▸ **Supplied information**
## begin

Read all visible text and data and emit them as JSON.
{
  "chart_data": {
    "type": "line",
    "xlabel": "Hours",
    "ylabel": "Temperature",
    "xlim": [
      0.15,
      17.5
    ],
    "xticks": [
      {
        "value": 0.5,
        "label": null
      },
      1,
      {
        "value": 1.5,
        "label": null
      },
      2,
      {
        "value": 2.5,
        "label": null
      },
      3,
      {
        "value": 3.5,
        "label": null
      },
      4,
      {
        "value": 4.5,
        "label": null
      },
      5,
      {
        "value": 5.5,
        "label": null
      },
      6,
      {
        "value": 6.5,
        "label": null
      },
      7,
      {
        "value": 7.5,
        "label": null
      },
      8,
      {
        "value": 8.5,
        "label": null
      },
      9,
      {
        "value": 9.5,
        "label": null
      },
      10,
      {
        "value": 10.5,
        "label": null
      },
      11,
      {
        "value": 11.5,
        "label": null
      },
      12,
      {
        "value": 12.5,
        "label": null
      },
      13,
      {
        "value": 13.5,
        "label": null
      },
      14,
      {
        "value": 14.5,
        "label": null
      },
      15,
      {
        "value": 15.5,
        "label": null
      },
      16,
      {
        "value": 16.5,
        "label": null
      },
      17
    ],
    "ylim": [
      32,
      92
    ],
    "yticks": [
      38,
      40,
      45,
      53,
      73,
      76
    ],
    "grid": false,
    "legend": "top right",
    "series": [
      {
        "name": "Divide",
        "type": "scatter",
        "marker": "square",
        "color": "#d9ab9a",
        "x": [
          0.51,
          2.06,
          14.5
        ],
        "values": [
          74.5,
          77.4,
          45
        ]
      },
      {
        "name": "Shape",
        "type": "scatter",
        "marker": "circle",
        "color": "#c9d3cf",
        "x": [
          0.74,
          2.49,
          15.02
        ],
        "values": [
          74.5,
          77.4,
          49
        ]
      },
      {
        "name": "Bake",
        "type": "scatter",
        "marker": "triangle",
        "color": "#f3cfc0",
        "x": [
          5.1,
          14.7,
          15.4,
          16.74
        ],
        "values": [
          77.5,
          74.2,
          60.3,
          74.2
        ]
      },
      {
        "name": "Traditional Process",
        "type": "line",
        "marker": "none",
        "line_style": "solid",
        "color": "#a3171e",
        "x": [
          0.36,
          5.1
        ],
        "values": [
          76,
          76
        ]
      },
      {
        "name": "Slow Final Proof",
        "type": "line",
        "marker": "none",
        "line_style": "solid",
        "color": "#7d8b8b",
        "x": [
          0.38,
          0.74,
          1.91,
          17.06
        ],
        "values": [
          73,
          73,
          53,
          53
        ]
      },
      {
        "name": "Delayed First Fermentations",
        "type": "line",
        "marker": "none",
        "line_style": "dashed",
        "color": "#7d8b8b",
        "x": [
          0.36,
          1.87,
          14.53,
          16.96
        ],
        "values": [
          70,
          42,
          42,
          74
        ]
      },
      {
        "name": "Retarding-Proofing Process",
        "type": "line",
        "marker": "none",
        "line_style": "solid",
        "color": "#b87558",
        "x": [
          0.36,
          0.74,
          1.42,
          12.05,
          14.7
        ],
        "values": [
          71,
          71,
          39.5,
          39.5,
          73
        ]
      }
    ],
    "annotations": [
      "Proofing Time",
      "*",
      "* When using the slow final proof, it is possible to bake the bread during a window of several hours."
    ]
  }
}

## end

▸ **Written problem**
Send back every record, precisely as written.

▸ **Solution for this exercise**
Read all visible text and data and emit them as JSON.
{
  "chart_data": {
    "type": "line",
    "xlabel": "Hours",
    "ylabel": "Temperature",
    "xlim": [
      0.15,
      17.5
    ],
    "xticks": [
      {
        "value": 0.5,
        "label": null
      },
      1,
      {
        "value": 1.5,
        "label": null
      },
      2,
      {
        "value": 2.5,
        "label": null
      },
      3,
      {
        "value": 3.5,
        "label": null
      },
      4,
      {
        "value": 4.5,
        "label": null
      },
      5,
      {
        "value": 5.5,
        "label": null
      },
      6,
      {
        "value": 6.5,
        "label": null
      },
      7,
      {
        "value": 7.5,
        "label": null
      },
      8,
      {
        "value": 8.5,
        "label": null
      },
      9,
      {
        "value": 9.5,
        "label": null
      },
      10,
      {
        "value": 10.5,
        "label": null
      },
      11,
      {
        "value": 11.5,
        "label": null
      },
      12,
      {
        "value": 12.5,
        "label": null
      },
      13,
      {
        "value": 13.5,
        "label": null
      },
      14,
      {
        "value": 14.5,
        "label": null
      },
      15,
      {
        "value": 15.5,
        "label": null
      },
      16,
      {
        "value": 16.5,
        "label": null
      },
      17
    ],
    "ylim": [
      32,
      92
    ],
    "yticks": [
      38,
      40,
      45,
      53,
      73,
      76
    ],
    "grid": false,
    "legend": "top right",
    "series": [
      {
        "name": "Divide",
        "type": "scatter",
        "marker": "square",
        "color": "#d9ab9a",
        "x": [
          0.51,
          2.06,
          14.5
        ],
        "values": [
          74.5,
          77.4,
          45
        ]
      },
      {
        "name": "Shape",
        "type": "scatter",
        "marker": "circle",
        "color": "#c9d3cf",
        "x": [
          0.74,
          2.49,
          15.02
        ],
        "values": [
          74.5,
          77.4,
          49
        ]
      },
      {
        "name": "Bake",
        "type": "scatter",
        "marker": "triangle",
        "color": "#f3cfc0",
        "x": [
          5.1,
          14.7,
          15.4,
          16.74
        ],
        "values": [
          77.5,
          74.2,
          60.3,
          74.2
        ]
      },
      {
        "name": "Traditional Process",
        "type": "line",
        "marker": "none",
        "line_style": "solid",
        "color": "#a3171e",
        "x": [
          0.36,
          5.1
        ],
        "values": [
          76,
          76
        ]
      },
      {
        "name": "Slow Final Proof",
        "type": "line",
        "marker": "none",
        "line_style": "solid",
        "color": "#7d8b8b",
        "x": [
          0.38,
          0.74,
          1.91,
          17.06
        ],
        "values": [
          73,
          73,
          53,
          53
        ]
      },
      {
        "name": "Delayed First Fermentations",
        "type": "line",
        "marker": "none",
        "line_style": "dashed",
        "color": "#7d8b8b",
        "x": [
          0.36,
          1.87,
          14.53,
          16.96
        ],
        "values": [
          70,
          42,
          42,
          74
        ]
      },
      {
        "name": "Retarding-Proofing Process",
        "type": "line",
        "marker": "none",
        "line_style": "solid",
        "color": "#b87558",
        "x": [
          0.36,
          0.74,
          1.42,
          12.05,
          14.7
        ],
        "values": [
          71,
          71,
          39.5,
          39.5,
          73
        ]
      }
    ],
    "annotations": [
      "Proofing Time",
      "*",
      "* When using the slow final proof, it is possible to bake the bread during a window of several hours."
    ]
  }
}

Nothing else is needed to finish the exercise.